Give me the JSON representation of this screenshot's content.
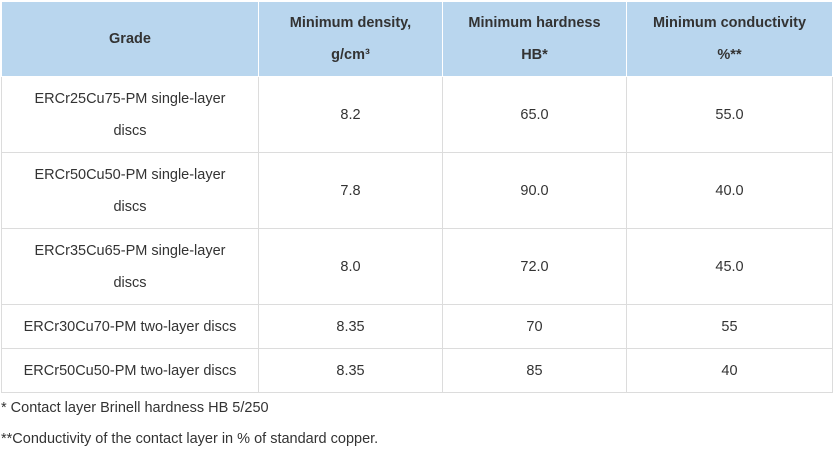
{
  "table": {
    "headers": [
      {
        "line1": "Grade",
        "line2": ""
      },
      {
        "line1": "Minimum density,",
        "line2": "g/cm³"
      },
      {
        "line1": "Minimum hardness",
        "line2": "HB*"
      },
      {
        "line1": "Minimum conductivity",
        "line2": "%**"
      }
    ],
    "rows": [
      {
        "grade": "ERCr25Cu75-PM single-layer discs",
        "density": "8.2",
        "hardness": "65.0",
        "conductivity": "55.0"
      },
      {
        "grade": "ERCr50Cu50-PM single-layer discs",
        "density": "7.8",
        "hardness": "90.0",
        "conductivity": "40.0"
      },
      {
        "grade": "ERCr35Cu65-PM single-layer discs",
        "density": "8.0",
        "hardness": "72.0",
        "conductivity": "45.0"
      },
      {
        "grade": "ERCr30Cu70-PM two-layer discs",
        "density": "8.35",
        "hardness": "70",
        "conductivity": "55"
      },
      {
        "grade": "ERCr50Cu50-PM two-layer discs",
        "density": "8.35",
        "hardness": "85",
        "conductivity": "40"
      }
    ]
  },
  "notes": {
    "note1": "* Contact layer Brinell hardness HB 5/250",
    "note2": "**Conductivity of the contact layer in % of standard copper."
  }
}
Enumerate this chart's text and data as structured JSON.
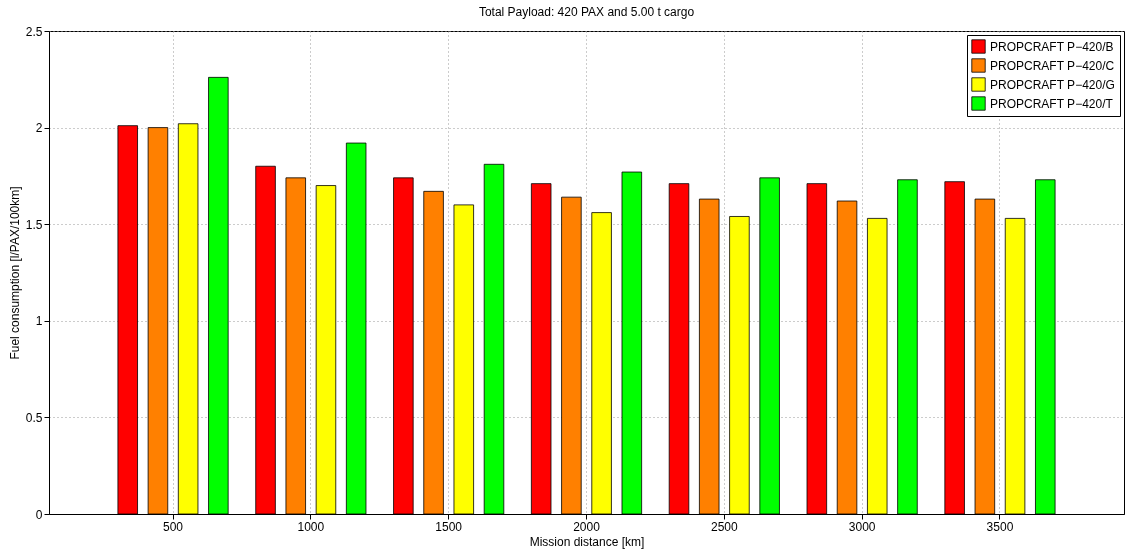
{
  "chart_data": {
    "type": "bar",
    "title": "Total Payload: 420 PAX and 5.00 t cargo",
    "xlabel": "Mission distance [km]",
    "ylabel": "Fuel consumption [l/PAX/100km]",
    "categories": [
      "500",
      "1000",
      "1500",
      "2000",
      "2500",
      "3000",
      "3500"
    ],
    "series": [
      {
        "name": "PROPCRAFT P−420/B",
        "color": "#ff0000",
        "values": [
          2.01,
          1.8,
          1.74,
          1.71,
          1.71,
          1.71,
          1.72
        ]
      },
      {
        "name": "PROPCRAFT P−420/C",
        "color": "#ff8000",
        "values": [
          2.0,
          1.74,
          1.67,
          1.64,
          1.63,
          1.62,
          1.63
        ]
      },
      {
        "name": "PROPCRAFT P−420/G",
        "color": "#ffff00",
        "values": [
          2.02,
          1.7,
          1.6,
          1.56,
          1.54,
          1.53,
          1.53
        ]
      },
      {
        "name": "PROPCRAFT P−420/T",
        "color": "#00ff00",
        "values": [
          2.26,
          1.92,
          1.81,
          1.77,
          1.74,
          1.73,
          1.73
        ]
      }
    ],
    "ylim": [
      0,
      2.5
    ],
    "yticks": [
      0,
      0.5,
      1,
      1.5,
      2,
      2.5
    ],
    "grid": true,
    "legend": "top right"
  }
}
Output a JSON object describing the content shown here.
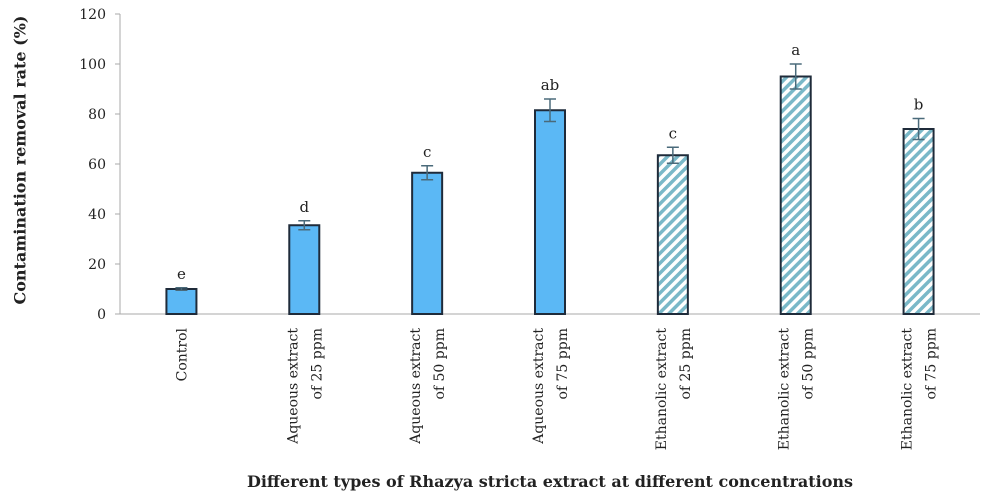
{
  "chart_data": {
    "type": "bar",
    "title": "",
    "xlabel": "Different types of Rhazya stricta extract at different concentrations",
    "ylabel": "Contamination removal rate (%)",
    "ylim": [
      0,
      120
    ],
    "yticks": [
      0,
      20,
      40,
      60,
      80,
      100,
      120
    ],
    "grid": false,
    "categories": [
      [
        "Control"
      ],
      [
        "Aqueous extract",
        "of 25 ppm"
      ],
      [
        "Aqueous extract",
        "of 50 ppm"
      ],
      [
        "Aqueous extract",
        "of 75 ppm"
      ],
      [
        "Ethanolic extract",
        "of 25 ppm"
      ],
      [
        "Ethanolic extract",
        "of 50 ppm"
      ],
      [
        "Ethanolic extract",
        "of 75 ppm"
      ]
    ],
    "values": [
      10,
      35.5,
      56.5,
      81.5,
      63.5,
      95,
      74
    ],
    "errors": [
      0.5,
      1.8,
      2.8,
      4.5,
      3.2,
      5,
      4.2
    ],
    "significance_labels": [
      "e",
      "d",
      "c",
      "ab",
      "c",
      "a",
      "b"
    ],
    "bar_styles": [
      "solid",
      "solid",
      "solid",
      "solid",
      "hatched",
      "hatched",
      "hatched"
    ],
    "colors": {
      "solid_fill": "#5bb8f5",
      "hatch_fill": "#7ab8c8",
      "bar_edge": "#1f2b3a",
      "error_bar": "#4a6a7a",
      "axis": "#aaaaaa",
      "text": "#222222"
    }
  }
}
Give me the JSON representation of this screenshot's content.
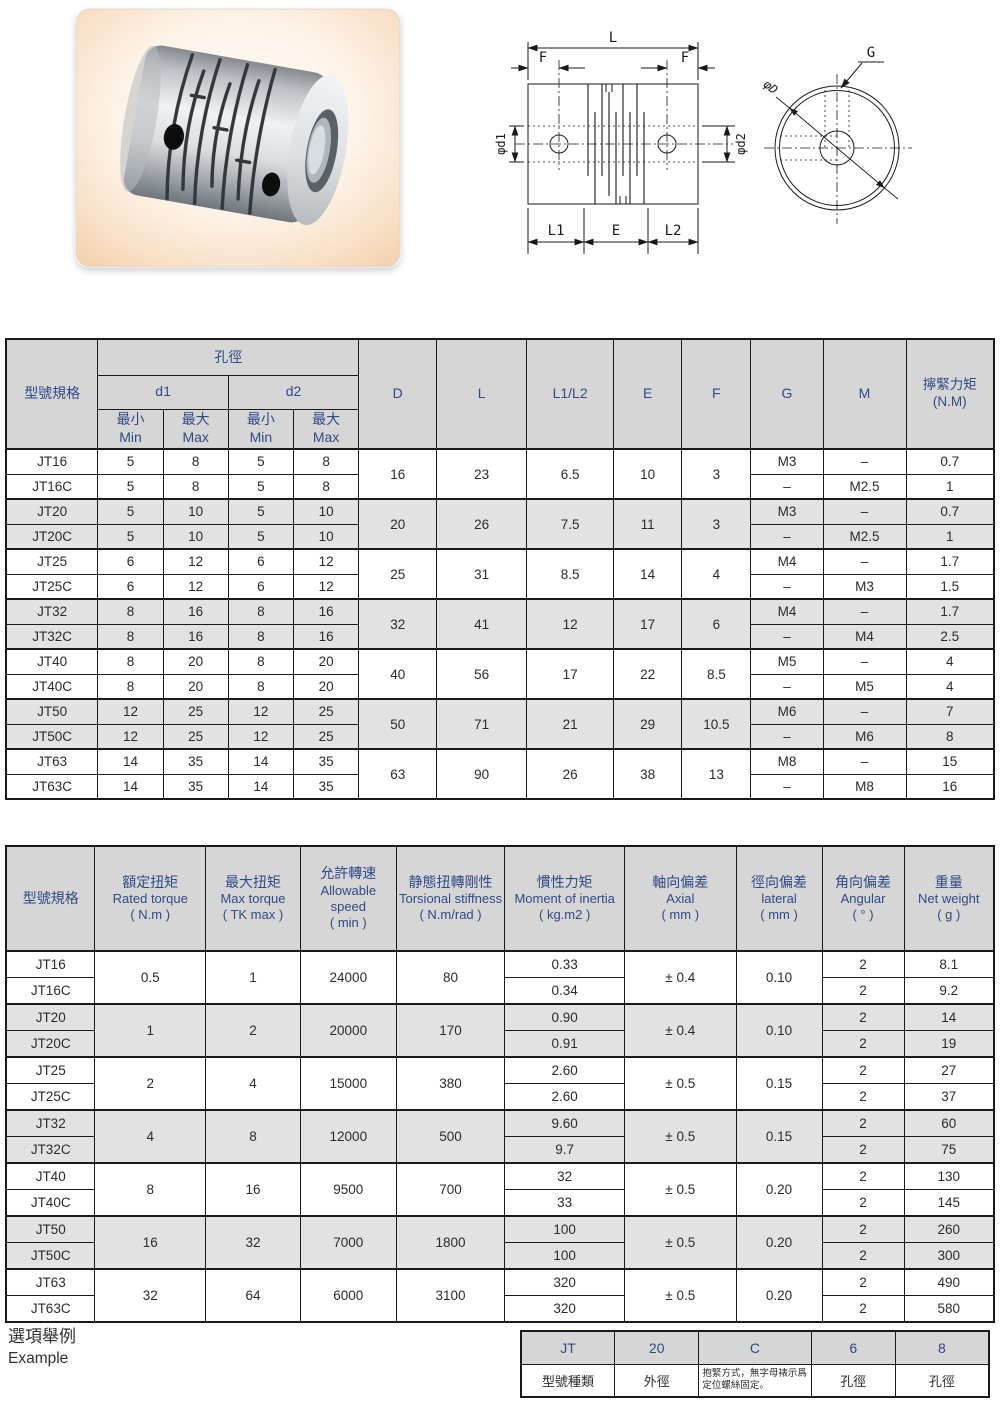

########

GOAL OF THE EXERCISE: Read through the entries and copy every line that includes "name".

RESULT FOR THIS TASK:
        "name": "PROPCRAFT P−420/B",
        "name": "PROPCRAFT P−420/C",
        "name": "PROPCRAFT P−420/G",
        "name": "PROPCRAFT P−420/T",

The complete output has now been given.